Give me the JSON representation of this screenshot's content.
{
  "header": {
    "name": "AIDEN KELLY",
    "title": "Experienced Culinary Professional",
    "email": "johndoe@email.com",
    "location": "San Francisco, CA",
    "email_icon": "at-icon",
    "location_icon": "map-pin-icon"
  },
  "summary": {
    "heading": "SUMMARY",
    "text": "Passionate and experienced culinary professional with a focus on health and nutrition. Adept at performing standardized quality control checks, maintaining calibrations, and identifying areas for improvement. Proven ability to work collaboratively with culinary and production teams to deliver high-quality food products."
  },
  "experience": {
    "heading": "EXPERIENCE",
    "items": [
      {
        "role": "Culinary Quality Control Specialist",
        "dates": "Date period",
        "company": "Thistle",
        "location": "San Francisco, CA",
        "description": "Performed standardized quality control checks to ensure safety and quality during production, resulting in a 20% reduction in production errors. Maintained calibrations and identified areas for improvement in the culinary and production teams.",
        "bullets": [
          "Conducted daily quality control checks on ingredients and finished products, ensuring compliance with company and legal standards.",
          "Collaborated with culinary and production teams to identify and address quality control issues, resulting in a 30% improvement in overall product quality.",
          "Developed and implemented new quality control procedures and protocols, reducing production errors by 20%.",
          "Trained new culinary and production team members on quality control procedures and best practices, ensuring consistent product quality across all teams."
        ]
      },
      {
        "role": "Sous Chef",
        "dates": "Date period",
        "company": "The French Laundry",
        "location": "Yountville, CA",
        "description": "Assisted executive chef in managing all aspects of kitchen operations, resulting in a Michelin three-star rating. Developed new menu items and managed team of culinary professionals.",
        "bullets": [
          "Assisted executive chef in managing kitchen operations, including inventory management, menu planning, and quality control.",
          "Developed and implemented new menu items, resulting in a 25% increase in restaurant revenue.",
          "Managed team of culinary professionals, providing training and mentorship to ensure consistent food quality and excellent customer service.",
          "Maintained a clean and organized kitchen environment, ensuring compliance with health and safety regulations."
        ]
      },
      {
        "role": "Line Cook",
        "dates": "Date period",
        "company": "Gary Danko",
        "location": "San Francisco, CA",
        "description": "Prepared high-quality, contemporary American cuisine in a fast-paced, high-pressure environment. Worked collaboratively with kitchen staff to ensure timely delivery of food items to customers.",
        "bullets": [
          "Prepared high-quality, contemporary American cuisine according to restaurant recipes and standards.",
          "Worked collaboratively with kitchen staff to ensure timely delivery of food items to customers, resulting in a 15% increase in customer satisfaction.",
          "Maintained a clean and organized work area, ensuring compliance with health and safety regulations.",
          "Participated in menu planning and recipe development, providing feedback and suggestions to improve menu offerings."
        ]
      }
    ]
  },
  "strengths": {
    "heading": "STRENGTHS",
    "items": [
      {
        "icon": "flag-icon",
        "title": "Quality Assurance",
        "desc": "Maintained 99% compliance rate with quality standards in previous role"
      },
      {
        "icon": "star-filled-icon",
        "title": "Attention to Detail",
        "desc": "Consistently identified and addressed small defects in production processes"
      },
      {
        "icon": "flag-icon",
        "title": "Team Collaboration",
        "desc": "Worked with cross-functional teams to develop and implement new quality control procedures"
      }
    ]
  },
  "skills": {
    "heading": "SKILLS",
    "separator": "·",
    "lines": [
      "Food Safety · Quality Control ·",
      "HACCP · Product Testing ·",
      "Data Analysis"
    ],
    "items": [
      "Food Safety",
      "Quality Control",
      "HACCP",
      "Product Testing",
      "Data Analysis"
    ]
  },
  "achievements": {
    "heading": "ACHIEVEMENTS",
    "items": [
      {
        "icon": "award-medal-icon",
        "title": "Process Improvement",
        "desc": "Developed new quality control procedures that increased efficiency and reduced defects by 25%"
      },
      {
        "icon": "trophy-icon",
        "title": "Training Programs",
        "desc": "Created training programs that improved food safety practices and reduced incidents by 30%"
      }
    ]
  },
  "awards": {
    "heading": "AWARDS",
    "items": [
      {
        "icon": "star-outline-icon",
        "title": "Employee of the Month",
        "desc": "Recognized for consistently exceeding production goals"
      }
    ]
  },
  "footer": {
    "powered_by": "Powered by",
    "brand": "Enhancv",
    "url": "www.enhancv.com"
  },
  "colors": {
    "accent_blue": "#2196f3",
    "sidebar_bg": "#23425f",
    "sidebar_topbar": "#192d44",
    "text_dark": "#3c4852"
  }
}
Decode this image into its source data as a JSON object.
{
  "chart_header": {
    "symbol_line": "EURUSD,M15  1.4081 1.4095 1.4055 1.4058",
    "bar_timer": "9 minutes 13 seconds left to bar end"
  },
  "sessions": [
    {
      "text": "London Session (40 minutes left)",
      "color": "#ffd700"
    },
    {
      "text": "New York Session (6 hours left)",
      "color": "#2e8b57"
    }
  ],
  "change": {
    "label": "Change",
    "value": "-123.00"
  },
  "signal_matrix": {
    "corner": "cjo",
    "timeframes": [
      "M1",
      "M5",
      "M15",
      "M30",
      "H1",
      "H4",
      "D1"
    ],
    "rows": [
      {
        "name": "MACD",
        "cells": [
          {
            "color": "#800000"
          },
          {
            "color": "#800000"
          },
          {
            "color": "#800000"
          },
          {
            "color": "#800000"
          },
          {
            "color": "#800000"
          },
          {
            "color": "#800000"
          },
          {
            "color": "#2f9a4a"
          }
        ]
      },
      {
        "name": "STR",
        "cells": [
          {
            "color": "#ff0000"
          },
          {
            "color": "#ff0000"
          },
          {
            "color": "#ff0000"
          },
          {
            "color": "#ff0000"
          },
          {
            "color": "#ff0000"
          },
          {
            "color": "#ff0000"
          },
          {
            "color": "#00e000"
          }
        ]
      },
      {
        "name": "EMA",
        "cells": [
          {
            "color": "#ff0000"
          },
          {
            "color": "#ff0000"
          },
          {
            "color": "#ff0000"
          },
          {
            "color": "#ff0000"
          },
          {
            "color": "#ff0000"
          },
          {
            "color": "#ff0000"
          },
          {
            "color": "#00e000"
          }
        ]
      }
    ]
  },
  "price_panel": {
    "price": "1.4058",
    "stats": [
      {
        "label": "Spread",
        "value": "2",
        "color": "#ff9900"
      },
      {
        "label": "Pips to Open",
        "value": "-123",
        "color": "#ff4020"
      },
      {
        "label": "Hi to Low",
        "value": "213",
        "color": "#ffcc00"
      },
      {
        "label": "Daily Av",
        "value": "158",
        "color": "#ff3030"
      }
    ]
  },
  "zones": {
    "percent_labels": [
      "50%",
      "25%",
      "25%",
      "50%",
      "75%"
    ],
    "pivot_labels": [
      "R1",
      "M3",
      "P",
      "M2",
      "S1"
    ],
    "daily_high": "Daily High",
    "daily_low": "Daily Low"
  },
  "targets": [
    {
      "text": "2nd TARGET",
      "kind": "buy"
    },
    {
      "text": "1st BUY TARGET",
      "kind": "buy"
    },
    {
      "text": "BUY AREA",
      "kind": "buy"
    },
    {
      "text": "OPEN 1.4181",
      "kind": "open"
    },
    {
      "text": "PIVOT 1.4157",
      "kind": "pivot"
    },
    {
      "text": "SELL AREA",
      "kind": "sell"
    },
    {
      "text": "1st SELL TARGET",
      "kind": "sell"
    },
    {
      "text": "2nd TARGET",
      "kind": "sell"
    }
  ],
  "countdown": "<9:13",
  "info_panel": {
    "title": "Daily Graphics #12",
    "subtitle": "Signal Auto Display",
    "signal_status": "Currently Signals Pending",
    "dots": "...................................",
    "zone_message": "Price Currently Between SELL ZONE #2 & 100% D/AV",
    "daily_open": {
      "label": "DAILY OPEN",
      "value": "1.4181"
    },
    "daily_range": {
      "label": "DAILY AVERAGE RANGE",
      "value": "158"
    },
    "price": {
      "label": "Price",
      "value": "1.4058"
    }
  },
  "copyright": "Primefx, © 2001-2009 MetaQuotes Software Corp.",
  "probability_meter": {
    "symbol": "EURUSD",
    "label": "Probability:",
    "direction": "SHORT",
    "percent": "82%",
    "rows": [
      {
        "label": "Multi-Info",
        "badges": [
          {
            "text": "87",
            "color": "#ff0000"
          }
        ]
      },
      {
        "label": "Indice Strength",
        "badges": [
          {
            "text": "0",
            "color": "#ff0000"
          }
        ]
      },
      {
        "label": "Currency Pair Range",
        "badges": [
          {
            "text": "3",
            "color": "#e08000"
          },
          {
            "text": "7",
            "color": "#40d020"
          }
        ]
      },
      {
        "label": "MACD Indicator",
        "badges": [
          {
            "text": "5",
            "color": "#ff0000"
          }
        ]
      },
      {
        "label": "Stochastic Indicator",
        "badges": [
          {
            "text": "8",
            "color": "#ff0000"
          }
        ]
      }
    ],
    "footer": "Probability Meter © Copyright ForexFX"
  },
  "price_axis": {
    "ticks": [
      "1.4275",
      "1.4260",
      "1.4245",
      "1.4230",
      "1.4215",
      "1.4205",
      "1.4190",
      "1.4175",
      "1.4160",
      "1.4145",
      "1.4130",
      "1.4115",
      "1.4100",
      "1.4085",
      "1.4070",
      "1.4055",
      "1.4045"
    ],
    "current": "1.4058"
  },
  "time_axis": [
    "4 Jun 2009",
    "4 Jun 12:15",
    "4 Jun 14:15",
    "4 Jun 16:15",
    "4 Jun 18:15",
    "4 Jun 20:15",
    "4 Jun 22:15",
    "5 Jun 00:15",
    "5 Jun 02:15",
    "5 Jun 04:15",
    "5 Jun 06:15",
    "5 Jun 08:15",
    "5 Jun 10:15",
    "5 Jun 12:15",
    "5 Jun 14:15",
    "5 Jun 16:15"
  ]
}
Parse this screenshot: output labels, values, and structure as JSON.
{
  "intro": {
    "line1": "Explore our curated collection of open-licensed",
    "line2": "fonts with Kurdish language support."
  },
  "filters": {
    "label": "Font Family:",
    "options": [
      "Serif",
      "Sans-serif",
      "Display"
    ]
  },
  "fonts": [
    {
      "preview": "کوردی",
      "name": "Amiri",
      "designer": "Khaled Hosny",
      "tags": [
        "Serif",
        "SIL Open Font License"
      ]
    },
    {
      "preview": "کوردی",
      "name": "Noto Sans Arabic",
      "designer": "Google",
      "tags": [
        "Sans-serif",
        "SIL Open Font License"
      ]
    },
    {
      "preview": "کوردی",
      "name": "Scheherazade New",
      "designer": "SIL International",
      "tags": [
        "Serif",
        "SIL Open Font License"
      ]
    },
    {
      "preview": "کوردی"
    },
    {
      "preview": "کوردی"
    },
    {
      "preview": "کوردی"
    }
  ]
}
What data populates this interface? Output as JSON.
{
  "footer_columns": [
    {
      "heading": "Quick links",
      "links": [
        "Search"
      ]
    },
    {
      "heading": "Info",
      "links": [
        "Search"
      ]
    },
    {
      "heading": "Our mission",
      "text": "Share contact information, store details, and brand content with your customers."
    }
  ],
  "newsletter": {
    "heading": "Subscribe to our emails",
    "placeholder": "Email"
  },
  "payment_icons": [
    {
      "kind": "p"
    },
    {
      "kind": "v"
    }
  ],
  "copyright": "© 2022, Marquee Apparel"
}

:: Your objective ::
Take the line with "Parse this screenshot: output" and all lines after it through the end of the records, and write them out exactly; include nothing else.

:: The completed task ::
Parse this screenshot: output labels, values, and structure as JSON.
{
  "intro": {
    "line1": "Explore our curated collection of open-licensed",
    "line2": "fonts with Kurdish language support."
  },
  "filters": {
    "label": "Font Family:",
    "options": [
      "Serif",
      "Sans-serif",
      "Display"
    ]
  },
  "fonts": [
    {
      "preview": "کوردی",
      "name": "Amiri",
      "designer": "Khaled Hosny",
      "tags": [
        "Serif",
        "SIL Open Font License"
      ]
    },
    {
      "preview": "کوردی",
      "name": "Noto Sans Arabic",
      "designer": "Google",
      "tags": [
        "Sans-serif",
        "SIL Open Font License"
      ]
    },
    {
      "preview": "کوردی",
      "name": "Scheherazade New",
      "designer": "SIL International",
      "tags": [
        "Serif",
        "SIL Open Font License"
      ]
    },
    {
      "preview": "کوردی"
    },
    {
      "preview": "کوردی"
    },
    {
      "preview": "کوردی"
    }
  ]
}
What data populates this interface? Output as JSON.
{
  "footer_columns": [
    {
      "heading": "Quick links",
      "links": [
        "Search"
      ]
    },
    {
      "heading": "Info",
      "links": [
        "Search"
      ]
    },
    {
      "heading": "Our mission",
      "text": "Share contact information, store details, and brand content with your customers."
    }
  ],
  "newsletter": {
    "heading": "Subscribe to our emails",
    "placeholder": "Email"
  },
  "payment_icons": [
    {
      "kind": "p"
    },
    {
      "kind": "v"
    }
  ],
  "copyright": "© 2022, Marquee Apparel"
}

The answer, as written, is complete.